GIVEN ENTRIES —
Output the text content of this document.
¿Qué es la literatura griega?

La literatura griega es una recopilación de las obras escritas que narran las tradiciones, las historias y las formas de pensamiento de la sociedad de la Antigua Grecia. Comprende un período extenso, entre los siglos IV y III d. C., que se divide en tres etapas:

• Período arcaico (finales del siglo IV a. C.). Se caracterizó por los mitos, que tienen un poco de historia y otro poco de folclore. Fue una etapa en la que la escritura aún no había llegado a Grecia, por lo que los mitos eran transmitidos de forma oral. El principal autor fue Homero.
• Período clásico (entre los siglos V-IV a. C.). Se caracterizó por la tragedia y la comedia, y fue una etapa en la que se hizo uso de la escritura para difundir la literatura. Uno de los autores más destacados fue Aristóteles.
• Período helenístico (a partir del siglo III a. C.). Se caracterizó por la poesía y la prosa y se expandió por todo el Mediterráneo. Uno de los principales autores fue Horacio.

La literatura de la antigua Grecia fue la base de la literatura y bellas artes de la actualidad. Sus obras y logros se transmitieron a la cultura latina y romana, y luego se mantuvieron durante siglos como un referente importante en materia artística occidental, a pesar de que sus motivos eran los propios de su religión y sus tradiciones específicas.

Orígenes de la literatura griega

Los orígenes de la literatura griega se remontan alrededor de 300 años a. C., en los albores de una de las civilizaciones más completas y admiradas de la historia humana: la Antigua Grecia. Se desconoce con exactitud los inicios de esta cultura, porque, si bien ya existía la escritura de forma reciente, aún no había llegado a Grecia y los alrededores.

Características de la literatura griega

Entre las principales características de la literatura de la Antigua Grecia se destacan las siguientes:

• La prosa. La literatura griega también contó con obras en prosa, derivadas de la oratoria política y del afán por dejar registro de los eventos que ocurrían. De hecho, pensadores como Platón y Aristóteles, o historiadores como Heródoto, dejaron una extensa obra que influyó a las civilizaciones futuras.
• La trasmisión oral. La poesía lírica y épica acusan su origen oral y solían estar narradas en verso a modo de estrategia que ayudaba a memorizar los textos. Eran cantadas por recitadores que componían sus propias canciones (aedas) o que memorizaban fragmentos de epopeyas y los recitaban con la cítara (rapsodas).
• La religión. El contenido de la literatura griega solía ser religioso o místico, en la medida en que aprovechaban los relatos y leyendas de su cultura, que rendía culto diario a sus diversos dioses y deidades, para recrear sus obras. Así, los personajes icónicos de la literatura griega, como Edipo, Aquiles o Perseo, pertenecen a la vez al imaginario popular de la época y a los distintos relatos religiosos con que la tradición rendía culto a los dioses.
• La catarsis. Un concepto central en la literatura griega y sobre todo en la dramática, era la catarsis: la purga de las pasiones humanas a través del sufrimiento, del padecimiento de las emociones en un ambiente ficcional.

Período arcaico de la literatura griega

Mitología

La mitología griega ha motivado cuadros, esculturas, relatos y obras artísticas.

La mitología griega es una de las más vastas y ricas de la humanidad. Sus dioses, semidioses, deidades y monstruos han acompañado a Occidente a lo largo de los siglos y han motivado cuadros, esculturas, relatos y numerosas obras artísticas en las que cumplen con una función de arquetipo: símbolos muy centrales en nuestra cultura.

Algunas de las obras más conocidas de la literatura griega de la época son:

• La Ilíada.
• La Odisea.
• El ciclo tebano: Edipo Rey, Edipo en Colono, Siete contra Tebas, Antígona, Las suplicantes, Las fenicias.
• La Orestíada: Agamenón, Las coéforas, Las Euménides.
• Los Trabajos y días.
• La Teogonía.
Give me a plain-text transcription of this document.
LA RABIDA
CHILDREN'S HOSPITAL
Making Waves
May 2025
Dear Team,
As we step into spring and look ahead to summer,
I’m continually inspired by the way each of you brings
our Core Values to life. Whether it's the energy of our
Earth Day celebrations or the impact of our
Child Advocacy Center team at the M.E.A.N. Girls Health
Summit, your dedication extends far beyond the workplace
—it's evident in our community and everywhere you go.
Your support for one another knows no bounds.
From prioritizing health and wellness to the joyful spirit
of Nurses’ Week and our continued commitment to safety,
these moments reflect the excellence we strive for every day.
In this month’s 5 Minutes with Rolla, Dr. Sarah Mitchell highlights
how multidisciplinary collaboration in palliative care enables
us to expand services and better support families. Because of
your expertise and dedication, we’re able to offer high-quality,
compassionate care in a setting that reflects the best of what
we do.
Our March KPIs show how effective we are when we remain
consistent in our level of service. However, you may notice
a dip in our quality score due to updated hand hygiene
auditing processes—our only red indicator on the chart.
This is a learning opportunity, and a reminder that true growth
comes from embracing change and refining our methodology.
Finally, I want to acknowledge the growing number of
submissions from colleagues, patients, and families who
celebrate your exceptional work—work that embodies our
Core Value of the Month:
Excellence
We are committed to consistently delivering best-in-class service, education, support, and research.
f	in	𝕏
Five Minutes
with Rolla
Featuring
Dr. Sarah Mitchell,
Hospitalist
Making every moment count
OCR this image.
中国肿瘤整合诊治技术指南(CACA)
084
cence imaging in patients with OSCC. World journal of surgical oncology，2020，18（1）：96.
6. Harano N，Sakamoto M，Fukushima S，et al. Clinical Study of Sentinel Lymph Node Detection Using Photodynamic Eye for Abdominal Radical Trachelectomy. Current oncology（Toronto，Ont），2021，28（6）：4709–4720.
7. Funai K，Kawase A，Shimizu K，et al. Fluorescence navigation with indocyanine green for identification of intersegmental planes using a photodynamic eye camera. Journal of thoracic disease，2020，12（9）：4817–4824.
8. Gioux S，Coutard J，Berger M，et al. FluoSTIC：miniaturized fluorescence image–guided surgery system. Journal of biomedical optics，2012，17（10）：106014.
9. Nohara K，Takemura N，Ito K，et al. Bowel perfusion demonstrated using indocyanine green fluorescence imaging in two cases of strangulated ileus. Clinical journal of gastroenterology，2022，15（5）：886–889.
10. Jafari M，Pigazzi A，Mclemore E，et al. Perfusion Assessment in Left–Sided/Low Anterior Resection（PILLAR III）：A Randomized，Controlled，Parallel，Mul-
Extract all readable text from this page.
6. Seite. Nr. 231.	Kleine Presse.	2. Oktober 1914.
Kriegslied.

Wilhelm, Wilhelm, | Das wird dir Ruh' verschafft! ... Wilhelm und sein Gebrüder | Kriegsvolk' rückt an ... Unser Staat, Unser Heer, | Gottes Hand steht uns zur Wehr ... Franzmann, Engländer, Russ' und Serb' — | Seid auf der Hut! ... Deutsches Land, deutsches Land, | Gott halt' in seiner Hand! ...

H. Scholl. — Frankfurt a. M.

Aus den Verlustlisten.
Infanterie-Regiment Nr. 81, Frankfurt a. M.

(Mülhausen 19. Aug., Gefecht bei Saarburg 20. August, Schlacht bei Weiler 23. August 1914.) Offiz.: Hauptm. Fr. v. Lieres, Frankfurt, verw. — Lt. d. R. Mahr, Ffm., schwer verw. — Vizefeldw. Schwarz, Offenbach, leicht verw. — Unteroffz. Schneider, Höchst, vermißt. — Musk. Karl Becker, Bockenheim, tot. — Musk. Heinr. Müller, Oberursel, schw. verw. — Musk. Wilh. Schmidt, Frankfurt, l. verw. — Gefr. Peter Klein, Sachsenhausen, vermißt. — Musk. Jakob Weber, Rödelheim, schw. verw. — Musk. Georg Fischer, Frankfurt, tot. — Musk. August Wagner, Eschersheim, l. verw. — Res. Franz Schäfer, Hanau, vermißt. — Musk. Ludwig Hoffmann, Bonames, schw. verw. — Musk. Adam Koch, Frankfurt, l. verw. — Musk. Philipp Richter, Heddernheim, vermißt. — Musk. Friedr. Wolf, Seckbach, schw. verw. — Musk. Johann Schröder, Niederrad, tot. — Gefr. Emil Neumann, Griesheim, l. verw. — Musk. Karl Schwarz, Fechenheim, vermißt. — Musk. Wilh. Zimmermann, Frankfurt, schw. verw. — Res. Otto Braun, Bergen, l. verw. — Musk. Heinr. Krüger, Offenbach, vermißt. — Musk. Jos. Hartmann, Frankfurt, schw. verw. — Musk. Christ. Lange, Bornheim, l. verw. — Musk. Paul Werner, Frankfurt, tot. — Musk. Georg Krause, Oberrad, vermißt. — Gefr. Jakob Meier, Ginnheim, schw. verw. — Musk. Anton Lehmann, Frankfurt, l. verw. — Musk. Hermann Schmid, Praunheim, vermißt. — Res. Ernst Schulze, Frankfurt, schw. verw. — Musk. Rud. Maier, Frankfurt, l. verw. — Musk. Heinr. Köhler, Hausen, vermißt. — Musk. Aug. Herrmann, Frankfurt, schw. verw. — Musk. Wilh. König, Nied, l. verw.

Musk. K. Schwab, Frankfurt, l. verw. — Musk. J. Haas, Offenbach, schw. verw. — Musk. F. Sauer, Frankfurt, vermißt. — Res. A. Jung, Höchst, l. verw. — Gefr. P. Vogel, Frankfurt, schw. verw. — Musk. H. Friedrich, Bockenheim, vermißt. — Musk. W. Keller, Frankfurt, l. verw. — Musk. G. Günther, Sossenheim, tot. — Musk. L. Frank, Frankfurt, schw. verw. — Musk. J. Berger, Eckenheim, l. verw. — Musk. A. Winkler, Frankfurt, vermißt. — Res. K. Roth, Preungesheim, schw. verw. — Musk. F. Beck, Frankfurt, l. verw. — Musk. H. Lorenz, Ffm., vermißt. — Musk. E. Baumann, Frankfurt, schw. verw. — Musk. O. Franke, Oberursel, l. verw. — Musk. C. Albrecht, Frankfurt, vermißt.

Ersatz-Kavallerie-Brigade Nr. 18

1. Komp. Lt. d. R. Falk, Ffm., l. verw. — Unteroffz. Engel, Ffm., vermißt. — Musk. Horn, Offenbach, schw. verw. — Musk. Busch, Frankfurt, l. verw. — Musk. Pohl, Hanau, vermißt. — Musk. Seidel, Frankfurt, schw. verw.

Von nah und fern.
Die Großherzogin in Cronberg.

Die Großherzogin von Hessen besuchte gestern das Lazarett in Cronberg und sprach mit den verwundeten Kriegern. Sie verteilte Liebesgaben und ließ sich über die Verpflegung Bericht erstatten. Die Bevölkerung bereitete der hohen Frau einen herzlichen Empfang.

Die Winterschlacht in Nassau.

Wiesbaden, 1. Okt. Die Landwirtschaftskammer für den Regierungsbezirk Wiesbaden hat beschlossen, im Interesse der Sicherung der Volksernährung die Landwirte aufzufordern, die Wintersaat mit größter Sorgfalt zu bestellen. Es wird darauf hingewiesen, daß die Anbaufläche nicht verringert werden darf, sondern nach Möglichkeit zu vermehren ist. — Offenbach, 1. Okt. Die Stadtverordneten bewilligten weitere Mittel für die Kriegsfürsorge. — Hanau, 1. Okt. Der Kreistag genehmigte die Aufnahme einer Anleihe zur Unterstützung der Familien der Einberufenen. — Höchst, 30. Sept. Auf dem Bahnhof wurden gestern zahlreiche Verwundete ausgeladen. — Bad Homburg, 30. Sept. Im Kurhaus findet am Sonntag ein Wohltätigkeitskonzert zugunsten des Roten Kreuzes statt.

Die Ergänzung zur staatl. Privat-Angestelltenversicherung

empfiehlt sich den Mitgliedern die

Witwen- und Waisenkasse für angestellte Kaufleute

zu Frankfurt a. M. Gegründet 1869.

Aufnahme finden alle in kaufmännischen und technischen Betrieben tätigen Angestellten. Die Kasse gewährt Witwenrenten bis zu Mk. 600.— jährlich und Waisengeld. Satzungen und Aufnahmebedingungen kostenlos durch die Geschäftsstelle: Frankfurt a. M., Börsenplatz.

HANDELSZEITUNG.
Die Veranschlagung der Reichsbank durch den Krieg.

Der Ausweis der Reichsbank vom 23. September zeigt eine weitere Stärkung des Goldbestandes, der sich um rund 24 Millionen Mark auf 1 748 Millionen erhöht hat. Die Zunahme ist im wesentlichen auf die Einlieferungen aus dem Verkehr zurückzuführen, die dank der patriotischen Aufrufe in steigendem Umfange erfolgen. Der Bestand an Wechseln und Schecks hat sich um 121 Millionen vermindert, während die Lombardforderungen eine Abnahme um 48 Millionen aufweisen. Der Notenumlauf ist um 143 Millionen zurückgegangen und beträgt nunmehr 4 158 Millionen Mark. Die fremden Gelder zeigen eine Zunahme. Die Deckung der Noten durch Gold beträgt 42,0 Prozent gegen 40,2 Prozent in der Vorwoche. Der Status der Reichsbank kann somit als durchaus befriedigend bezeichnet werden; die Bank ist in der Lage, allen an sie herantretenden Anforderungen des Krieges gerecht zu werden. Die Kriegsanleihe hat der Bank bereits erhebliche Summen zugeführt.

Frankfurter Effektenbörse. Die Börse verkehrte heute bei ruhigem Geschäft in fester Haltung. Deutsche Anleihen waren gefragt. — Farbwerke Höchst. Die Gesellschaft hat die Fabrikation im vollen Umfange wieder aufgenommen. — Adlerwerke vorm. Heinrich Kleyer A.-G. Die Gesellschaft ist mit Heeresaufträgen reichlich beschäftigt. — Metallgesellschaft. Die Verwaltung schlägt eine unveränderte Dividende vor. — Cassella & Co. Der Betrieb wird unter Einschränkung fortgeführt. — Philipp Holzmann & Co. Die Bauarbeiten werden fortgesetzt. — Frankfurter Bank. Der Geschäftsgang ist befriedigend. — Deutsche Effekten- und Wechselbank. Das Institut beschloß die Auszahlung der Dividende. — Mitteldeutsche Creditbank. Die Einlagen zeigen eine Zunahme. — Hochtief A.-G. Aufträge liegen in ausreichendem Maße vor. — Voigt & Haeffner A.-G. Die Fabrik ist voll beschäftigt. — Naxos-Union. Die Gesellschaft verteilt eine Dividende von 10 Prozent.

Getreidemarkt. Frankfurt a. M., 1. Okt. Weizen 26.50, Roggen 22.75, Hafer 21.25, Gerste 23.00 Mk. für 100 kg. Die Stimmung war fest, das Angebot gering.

TRY IT — Pull out every line in the data above that has the word "prosa".

REPLY —
• Período helenístico (a partir del siglo III a. C.). Se caracterizó por la poesía y la prosa y se expandió por todo el Mediterráneo. Uno de los principales autores fue Horacio.
• La prosa. La literatura griega también contó con obras en prosa, derivadas de la oratoria política y del afán por dejar registro de los eventos que ocurrían. De hecho, pensadores como Platón y Aristóteles, o historiadores como Heródoto, dejaron una extensa obra que influyó a las civilizaciones futuras.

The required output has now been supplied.